%%

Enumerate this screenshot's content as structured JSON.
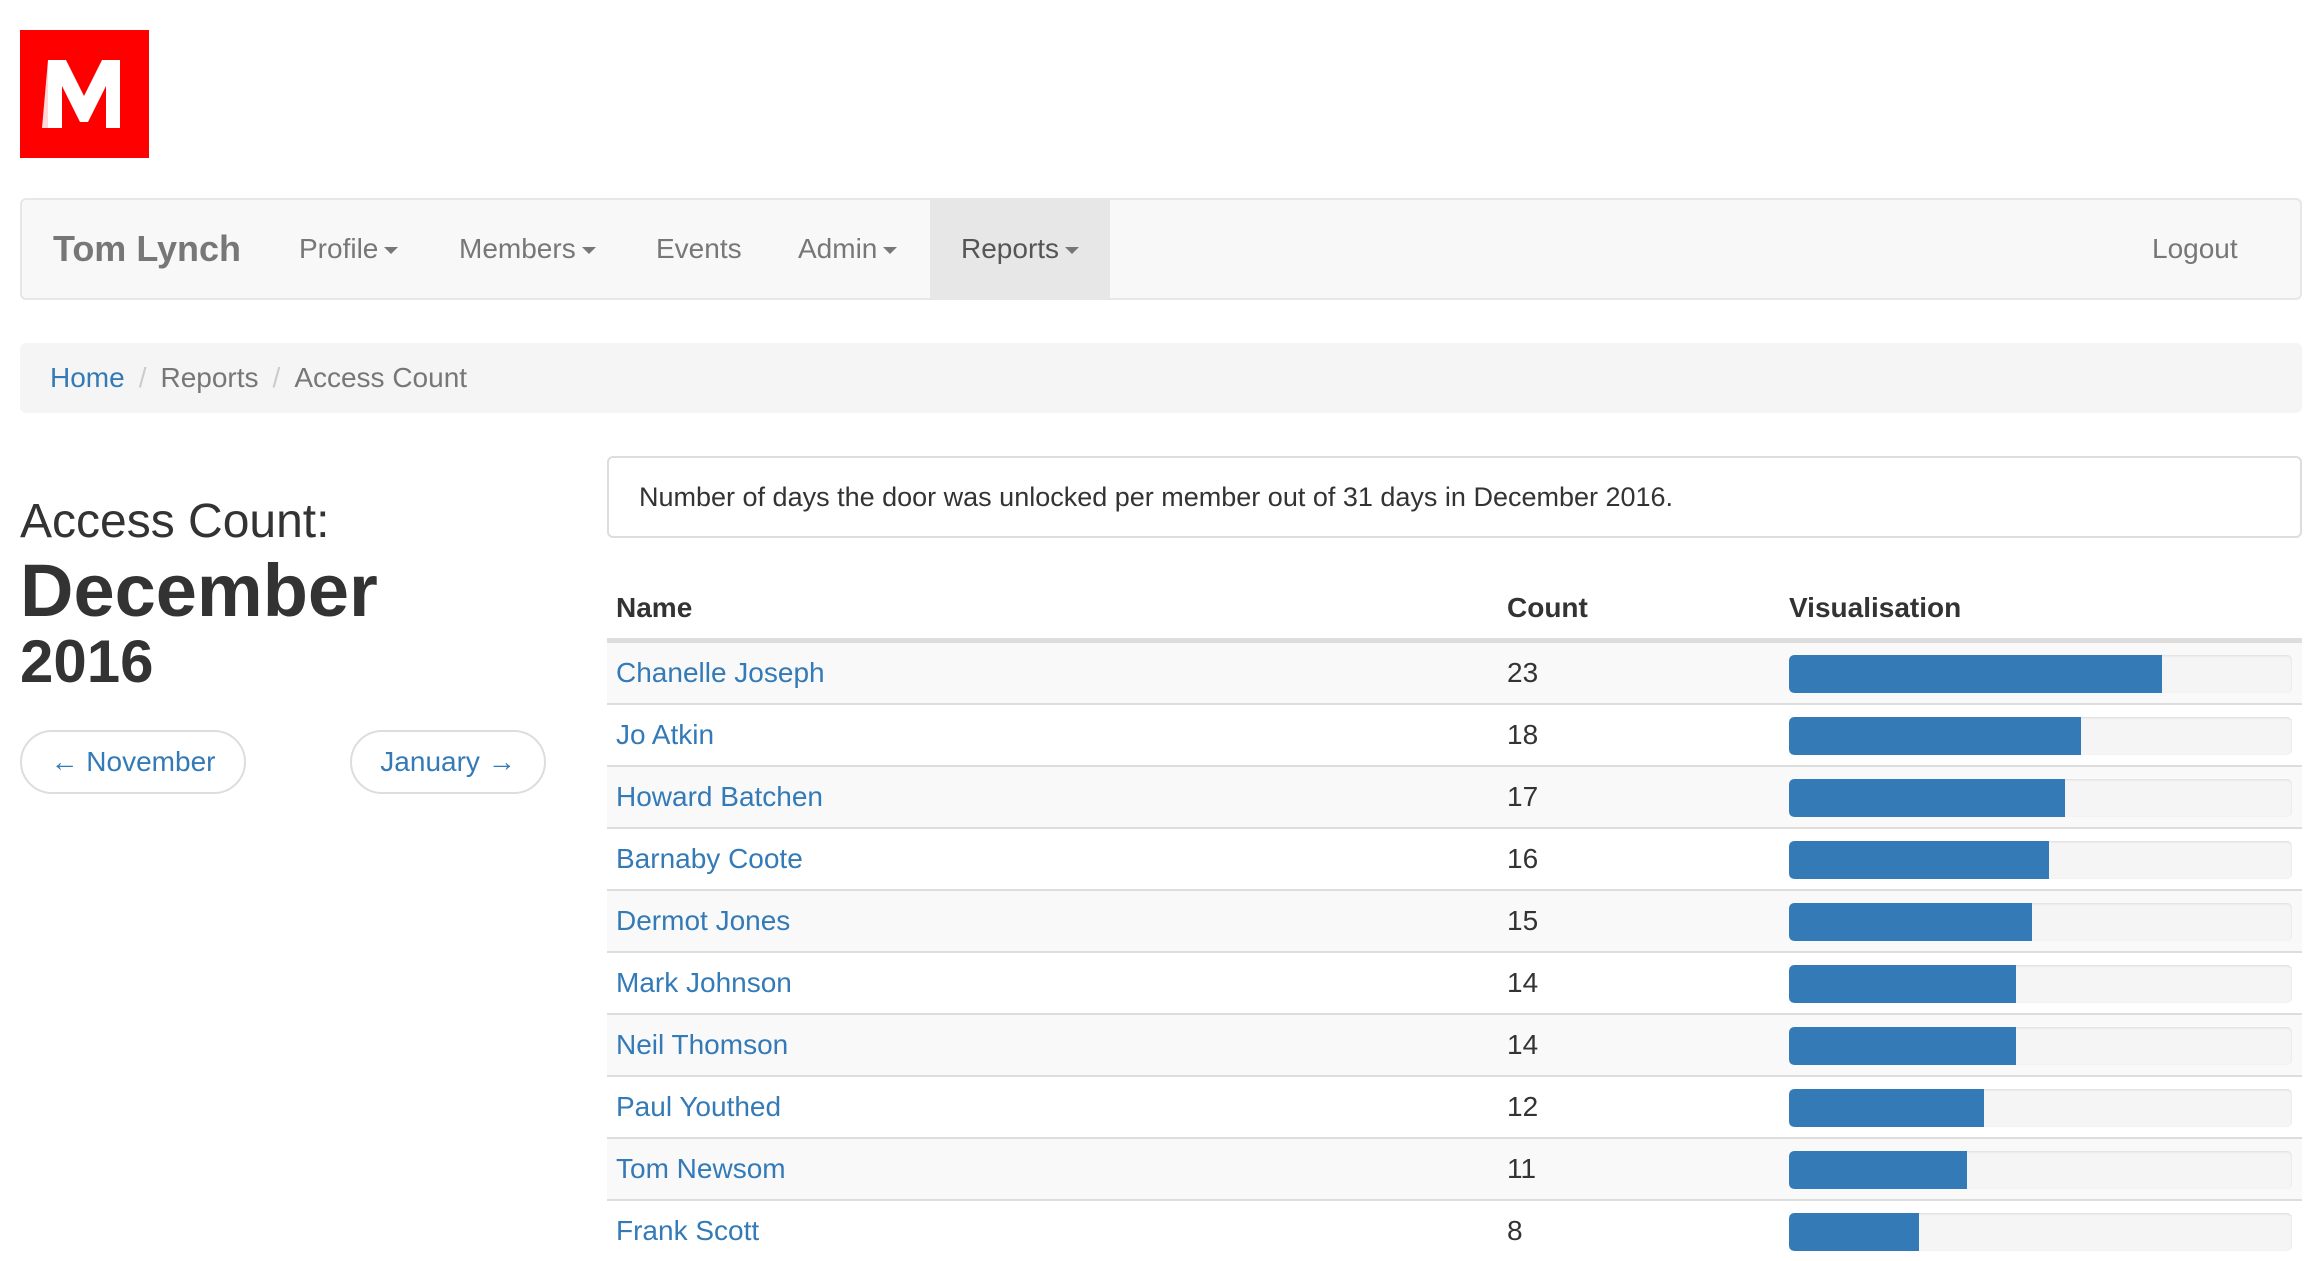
{
  "brand": {
    "logo_icon": "m-logo-icon",
    "accent": "#ff0000"
  },
  "navbar": {
    "user_name": "Tom Lynch",
    "items": [
      {
        "label": "Profile",
        "dropdown": true
      },
      {
        "label": "Members",
        "dropdown": true
      },
      {
        "label": "Events",
        "dropdown": false
      },
      {
        "label": "Admin",
        "dropdown": true
      },
      {
        "label": "Reports",
        "dropdown": true,
        "active": true
      }
    ],
    "logout": "Logout"
  },
  "breadcrumb": {
    "home": "Home",
    "reports": "Reports",
    "current": "Access Count",
    "separator": "/"
  },
  "heading": {
    "line1": "Access Count:",
    "month": "December",
    "year": "2016"
  },
  "pager": {
    "prev": "← November",
    "next": "January →"
  },
  "info": "Number of days the door was unlocked per member out of 31 days in December 2016.",
  "table": {
    "headers": {
      "name": "Name",
      "count": "Count",
      "visualisation": "Visualisation"
    },
    "max_days": 31,
    "bar_color": "#337ab7",
    "rows": [
      {
        "name": "Chanelle Joseph",
        "count": 23
      },
      {
        "name": "Jo Atkin",
        "count": 18
      },
      {
        "name": "Howard Batchen",
        "count": 17
      },
      {
        "name": "Barnaby Coote",
        "count": 16
      },
      {
        "name": "Dermot Jones",
        "count": 15
      },
      {
        "name": "Mark Johnson",
        "count": 14
      },
      {
        "name": "Neil Thomson",
        "count": 14
      },
      {
        "name": "Paul Youthed",
        "count": 12
      },
      {
        "name": "Tom Newsom",
        "count": 11
      },
      {
        "name": "Frank Scott",
        "count": 8
      }
    ]
  }
}
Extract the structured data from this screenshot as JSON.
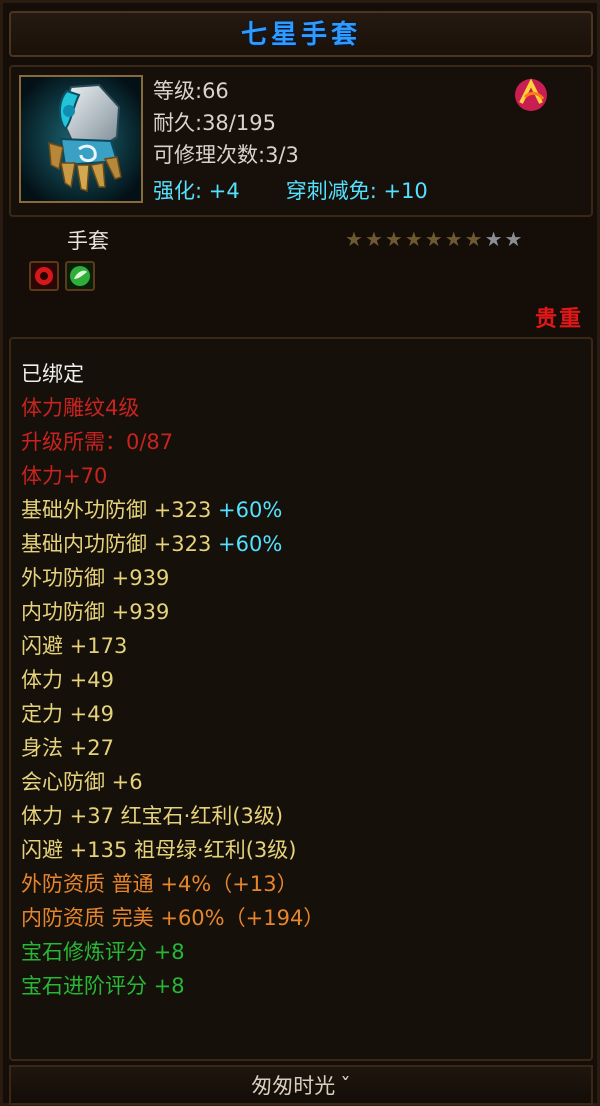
{
  "item": {
    "name": "七星手套",
    "level": "等级:66",
    "durability": "耐久:38/195",
    "repairs": "可修理次数:3/3",
    "enhance": "强化: +4",
    "pierce": "穿刺减免: +10",
    "type": "手套",
    "rarity": "贵重",
    "stars_filled": 7,
    "stars_total": 9
  },
  "colors": {
    "title": "#2f9bff",
    "bound": "#eeeeee",
    "red": "#c8231f",
    "yellow": "#e6d27a",
    "cyan": "#54e0ff",
    "orange": "#e6862c",
    "green": "#26b835"
  },
  "icons": [
    "glove-item-icon",
    "set-badge-icon",
    "red-gem-socket-icon",
    "green-gem-socket-icon",
    "chevron-down-icon"
  ],
  "attributes": {
    "bound": "已绑定",
    "l1": "体力雕纹4级",
    "l2": "升级所需：0/87",
    "l3": "体力+70",
    "l4_label": "基础外功防御 +323",
    "l4_pct": "+60%",
    "l5_label": "基础内功防御 +323",
    "l5_pct": "+60%",
    "l6": "外功防御 +939",
    "l7": "内功防御 +939",
    "l8": "闪避 +173",
    "l9": "体力 +49",
    "l10": "定力 +49",
    "l11": "身法 +27",
    "l12": "会心防御 +6",
    "l13": "体力 +37 红宝石·红利(3级)",
    "l14": "闪避 +135 祖母绿·红利(3级)",
    "l15": "外防资质  普通 +4%（+13）",
    "l16": "内防资质  完美 +60%（+194）",
    "l17": "宝石修炼评分 +8",
    "l18": "宝石进阶评分 +8"
  },
  "footer": {
    "text": "匆匆时光"
  }
}
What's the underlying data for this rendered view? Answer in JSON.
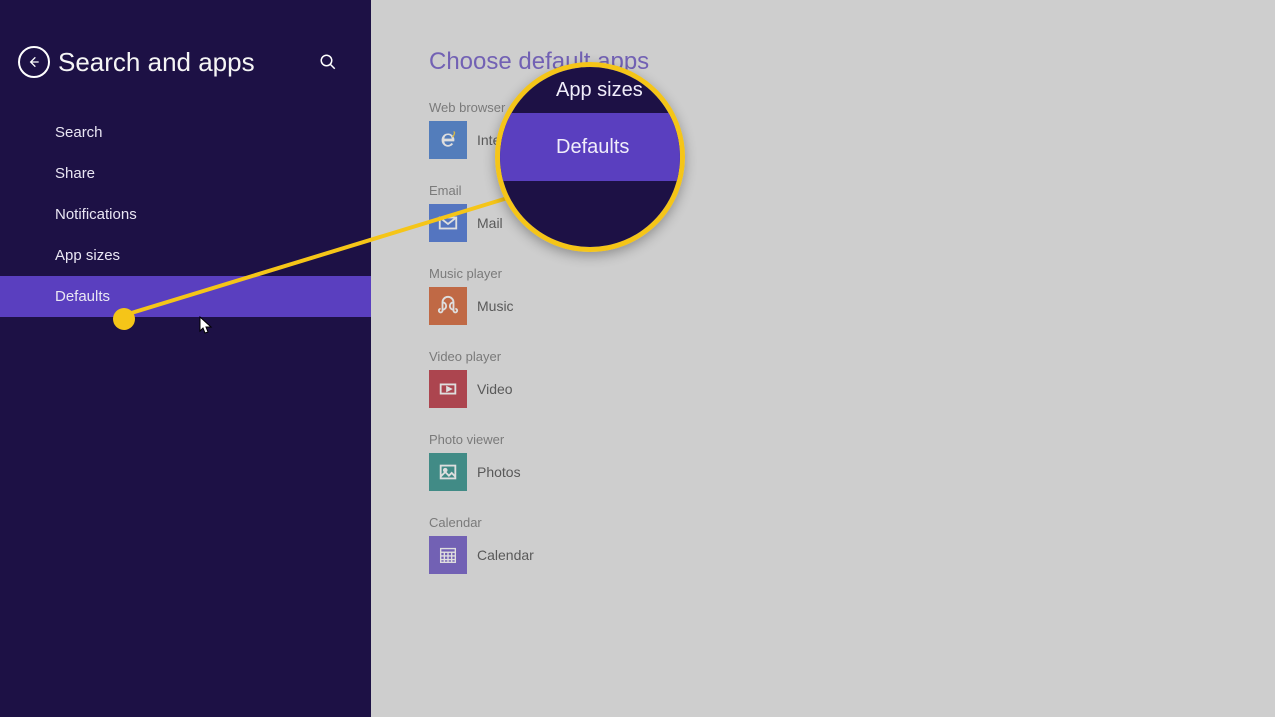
{
  "sidebar": {
    "title": "Search and apps",
    "items": [
      {
        "label": "Search"
      },
      {
        "label": "Share"
      },
      {
        "label": "Notifications"
      },
      {
        "label": "App sizes"
      },
      {
        "label": "Defaults"
      }
    ]
  },
  "main": {
    "title": "Choose default apps",
    "sections": [
      {
        "label": "Web browser",
        "app": "Internet Explorer",
        "appShort": "Inte"
      },
      {
        "label": "Email",
        "app": "Mail"
      },
      {
        "label": "Music player",
        "app": "Music"
      },
      {
        "label": "Video player",
        "app": "Video"
      },
      {
        "label": "Photo viewer",
        "app": "Photos"
      },
      {
        "label": "Calendar",
        "app": "Calendar"
      }
    ]
  },
  "callout": {
    "top": "App sizes",
    "mid": "Defaults"
  }
}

%%

REQUEST
Transcribe every entry word for word, but skip the pictures.

EXPECTED OUTPUT
Enumerate this screenshot's content as structured JSON.
{
  "brand": {
    "logo_icon": "m-logo-icon",
    "accent": "#ff0000"
  },
  "navbar": {
    "user_name": "Tom Lynch",
    "items": [
      {
        "label": "Profile",
        "dropdown": true
      },
      {
        "label": "Members",
        "dropdown": true
      },
      {
        "label": "Events",
        "dropdown": false
      },
      {
        "label": "Admin",
        "dropdown": true
      },
      {
        "label": "Reports",
        "dropdown": true,
        "active": true
      }
    ],
    "logout": "Logout"
  },
  "breadcrumb": {
    "home": "Home",
    "reports": "Reports",
    "current": "Access Count",
    "separator": "/"
  },
  "heading": {
    "line1": "Access Count:",
    "month": "December",
    "year": "2016"
  },
  "pager": {
    "prev": "← November",
    "next": "January →"
  },
  "info": "Number of days the door was unlocked per member out of 31 days in December 2016.",
  "table": {
    "headers": {
      "name": "Name",
      "count": "Count",
      "visualisation": "Visualisation"
    },
    "max_days": 31,
    "bar_color": "#337ab7",
    "rows": [
      {
        "name": "Chanelle Joseph",
        "count": 23
      },
      {
        "name": "Jo Atkin",
        "count": 18
      },
      {
        "name": "Howard Batchen",
        "count": 17
      },
      {
        "name": "Barnaby Coote",
        "count": 16
      },
      {
        "name": "Dermot Jones",
        "count": 15
      },
      {
        "name": "Mark Johnson",
        "count": 14
      },
      {
        "name": "Neil Thomson",
        "count": 14
      },
      {
        "name": "Paul Youthed",
        "count": 12
      },
      {
        "name": "Tom Newsom",
        "count": 11
      },
      {
        "name": "Frank Scott",
        "count": 8
      }
    ]
  }
}
Extract the structured data from this screenshot as JSON.
{
  "item": {
    "name": "七星手套",
    "level": "等级:66",
    "durability": "耐久:38/195",
    "repairs": "可修理次数:3/3",
    "enhance": "强化: +4",
    "pierce": "穿刺减免: +10",
    "type": "手套",
    "rarity": "贵重",
    "stars_filled": 7,
    "stars_total": 9
  },
  "colors": {
    "title": "#2f9bff",
    "bound": "#eeeeee",
    "red": "#c8231f",
    "yellow": "#e6d27a",
    "cyan": "#54e0ff",
    "orange": "#e6862c",
    "green": "#26b835"
  },
  "icons": [
    "glove-item-icon",
    "set-badge-icon",
    "red-gem-socket-icon",
    "green-gem-socket-icon",
    "chevron-down-icon"
  ],
  "attributes": {
    "bound": "已绑定",
    "l1": "体力雕纹4级",
    "l2": "升级所需：0/87",
    "l3": "体力+70",
    "l4_label": "基础外功防御 +323",
    "l4_pct": "+60%",
    "l5_label": "基础内功防御 +323",
    "l5_pct": "+60%",
    "l6": "外功防御 +939",
    "l7": "内功防御 +939",
    "l8": "闪避 +173",
    "l9": "体力 +49",
    "l10": "定力 +49",
    "l11": "身法 +27",
    "l12": "会心防御 +6",
    "l13": "体力 +37 红宝石·红利(3级)",
    "l14": "闪避 +135 祖母绿·红利(3级)",
    "l15": "外防资质  普通 +4%（+13）",
    "l16": "内防资质  完美 +60%（+194）",
    "l17": "宝石修炼评分 +8",
    "l18": "宝石进阶评分 +8"
  },
  "footer": {
    "text": "匆匆时光"
  }
}
What's the underlying data for this rendered view? Answer in JSON.
{
  "sidebar": {
    "title": "Search and apps",
    "items": [
      {
        "label": "Search"
      },
      {
        "label": "Share"
      },
      {
        "label": "Notifications"
      },
      {
        "label": "App sizes"
      },
      {
        "label": "Defaults"
      }
    ]
  },
  "main": {
    "title": "Choose default apps",
    "sections": [
      {
        "label": "Web browser",
        "app": "Internet Explorer",
        "appShort": "Inte"
      },
      {
        "label": "Email",
        "app": "Mail"
      },
      {
        "label": "Music player",
        "app": "Music"
      },
      {
        "label": "Video player",
        "app": "Video"
      },
      {
        "label": "Photo viewer",
        "app": "Photos"
      },
      {
        "label": "Calendar",
        "app": "Calendar"
      }
    ]
  },
  "callout": {
    "top": "App sizes",
    "mid": "Defaults"
  }
}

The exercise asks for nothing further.